What the task asks –
Copy the data exactly as it appears, and do not include any pictures.

---------------

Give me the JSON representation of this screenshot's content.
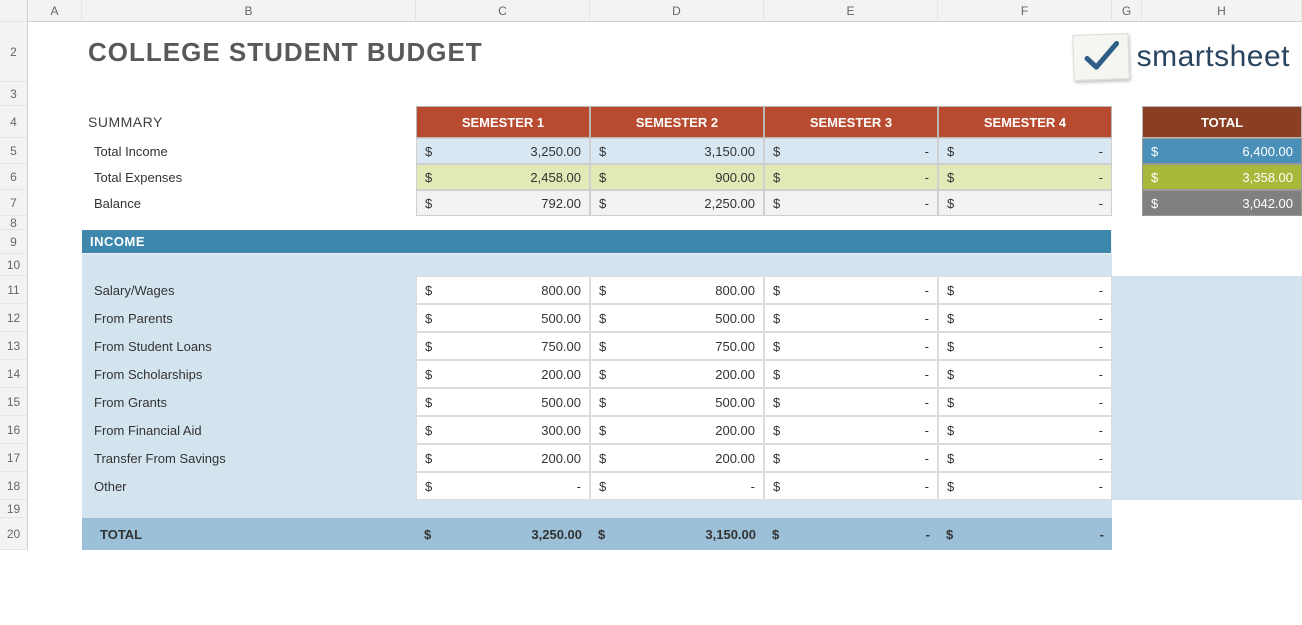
{
  "columns": [
    "A",
    "B",
    "C",
    "D",
    "E",
    "F",
    "G",
    "H"
  ],
  "row_numbers": [
    "2",
    "3",
    "4",
    "5",
    "6",
    "7",
    "8",
    "9",
    "10",
    "11",
    "12",
    "13",
    "14",
    "15",
    "16",
    "17",
    "18",
    "19",
    "20"
  ],
  "row_heights": {
    "colhdr": 22,
    "r2": 60,
    "r3": 24,
    "r4": 32,
    "r5": 26,
    "r6": 26,
    "r7": 26,
    "r8": 14,
    "r9": 24,
    "r10": 22,
    "r11": 28,
    "r12": 28,
    "r13": 28,
    "r14": 28,
    "r15": 28,
    "r16": 28,
    "r17": 28,
    "r18": 28,
    "r19": 18,
    "r20": 32
  },
  "title": "COLLEGE STUDENT BUDGET",
  "title_fontsize": 26,
  "logo": {
    "brand": "smartsheet",
    "check_color": "#2f5e86"
  },
  "summary": {
    "label": "SUMMARY",
    "headers": [
      "SEMESTER 1",
      "SEMESTER 2",
      "SEMESTER 3",
      "SEMESTER 4"
    ],
    "total_header": "TOTAL",
    "rows": [
      {
        "label": "Total Income",
        "values": [
          "3,250.00",
          "3,150.00",
          "-",
          "-"
        ],
        "total": "6,400.00",
        "row_bg": "#d9e7f2",
        "total_bg": "#4a90b8"
      },
      {
        "label": "Total Expenses",
        "values": [
          "2,458.00",
          "900.00",
          "-",
          "-"
        ],
        "total": "3,358.00",
        "row_bg": "#e3e8b7",
        "total_bg": "#a8b83a"
      },
      {
        "label": "Balance",
        "values": [
          "792.00",
          "2,250.00",
          "-",
          "-"
        ],
        "total": "3,042.00",
        "row_bg": "#f2f2f2",
        "total_bg": "#808080"
      }
    ],
    "header_bg": "#b84a2f",
    "total_header_bg": "#8a3f24"
  },
  "income": {
    "section_label": "INCOME",
    "section_bg": "#3d87ad",
    "panel_bg": "#d3e4ef",
    "total_row_bg": "#9bc0d7",
    "items": [
      {
        "label": "Salary/Wages",
        "values": [
          "800.00",
          "800.00",
          "-",
          "-"
        ]
      },
      {
        "label": "From Parents",
        "values": [
          "500.00",
          "500.00",
          "-",
          "-"
        ]
      },
      {
        "label": "From Student Loans",
        "values": [
          "750.00",
          "750.00",
          "-",
          "-"
        ]
      },
      {
        "label": "From Scholarships",
        "values": [
          "200.00",
          "200.00",
          "-",
          "-"
        ]
      },
      {
        "label": "From Grants",
        "values": [
          "500.00",
          "500.00",
          "-",
          "-"
        ]
      },
      {
        "label": "From Financial Aid",
        "values": [
          "300.00",
          "200.00",
          "-",
          "-"
        ]
      },
      {
        "label": "Transfer From Savings",
        "values": [
          "200.00",
          "200.00",
          "-",
          "-"
        ]
      },
      {
        "label": "Other",
        "values": [
          "-",
          "-",
          "-",
          "-"
        ]
      }
    ],
    "total_label": "TOTAL",
    "total_values": [
      "3,250.00",
      "3,150.00",
      "-",
      "-"
    ]
  },
  "colors": {
    "grid_line": "#e5e5e5",
    "header_text": "#666666",
    "title_text": "#595959",
    "cell_border": "#cfcfcf"
  }
}
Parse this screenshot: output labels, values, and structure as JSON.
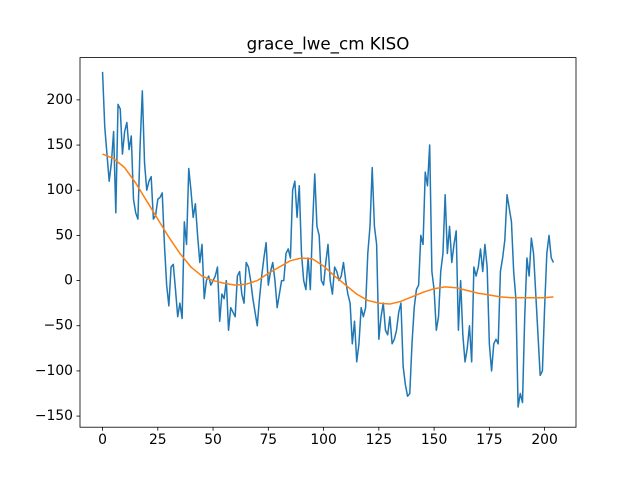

---------------

Task result –
Give me the JSON representation of this screenshot's content.
{
  "columns": [
    "A",
    "B",
    "C",
    "D",
    "E",
    "F",
    "G",
    "H"
  ],
  "row_numbers": [
    "2",
    "3",
    "4",
    "5",
    "6",
    "7",
    "8",
    "9",
    "10",
    "11",
    "12",
    "13",
    "14",
    "15",
    "16",
    "17",
    "18",
    "19",
    "20"
  ],
  "row_heights": {
    "colhdr": 22,
    "r2": 60,
    "r3": 24,
    "r4": 32,
    "r5": 26,
    "r6": 26,
    "r7": 26,
    "r8": 14,
    "r9": 24,
    "r10": 22,
    "r11": 28,
    "r12": 28,
    "r13": 28,
    "r14": 28,
    "r15": 28,
    "r16": 28,
    "r17": 28,
    "r18": 28,
    "r19": 18,
    "r20": 32
  },
  "title": "COLLEGE STUDENT BUDGET",
  "title_fontsize": 26,
  "logo": {
    "brand": "smartsheet",
    "check_color": "#2f5e86"
  },
  "summary": {
    "label": "SUMMARY",
    "headers": [
      "SEMESTER 1",
      "SEMESTER 2",
      "SEMESTER 3",
      "SEMESTER 4"
    ],
    "total_header": "TOTAL",
    "rows": [
      {
        "label": "Total Income",
        "values": [
          "3,250.00",
          "3,150.00",
          "-",
          "-"
        ],
        "total": "6,400.00",
        "row_bg": "#d9e7f2",
        "total_bg": "#4a90b8"
      },
      {
        "label": "Total Expenses",
        "values": [
          "2,458.00",
          "900.00",
          "-",
          "-"
        ],
        "total": "3,358.00",
        "row_bg": "#e3e8b7",
        "total_bg": "#a8b83a"
      },
      {
        "label": "Balance",
        "values": [
          "792.00",
          "2,250.00",
          "-",
          "-"
        ],
        "total": "3,042.00",
        "row_bg": "#f2f2f2",
        "total_bg": "#808080"
      }
    ],
    "header_bg": "#b84a2f",
    "total_header_bg": "#8a3f24"
  },
  "income": {
    "section_label": "INCOME",
    "section_bg": "#3d87ad",
    "panel_bg": "#d3e4ef",
    "total_row_bg": "#9bc0d7",
    "items": [
      {
        "label": "Salary/Wages",
        "values": [
          "800.00",
          "800.00",
          "-",
          "-"
        ]
      },
      {
        "label": "From Parents",
        "values": [
          "500.00",
          "500.00",
          "-",
          "-"
        ]
      },
      {
        "label": "From Student Loans",
        "values": [
          "750.00",
          "750.00",
          "-",
          "-"
        ]
      },
      {
        "label": "From Scholarships",
        "values": [
          "200.00",
          "200.00",
          "-",
          "-"
        ]
      },
      {
        "label": "From Grants",
        "values": [
          "500.00",
          "500.00",
          "-",
          "-"
        ]
      },
      {
        "label": "From Financial Aid",
        "values": [
          "300.00",
          "200.00",
          "-",
          "-"
        ]
      },
      {
        "label": "Transfer From Savings",
        "values": [
          "200.00",
          "200.00",
          "-",
          "-"
        ]
      },
      {
        "label": "Other",
        "values": [
          "-",
          "-",
          "-",
          "-"
        ]
      }
    ],
    "total_label": "TOTAL",
    "total_values": [
      "3,250.00",
      "3,150.00",
      "-",
      "-"
    ]
  },
  "colors": {
    "grid_line": "#e5e5e5",
    "header_text": "#666666",
    "title_text": "#595959",
    "cell_border": "#cfcfcf"
  }
}
Parse this screenshot: output labels, values, and structure as JSON.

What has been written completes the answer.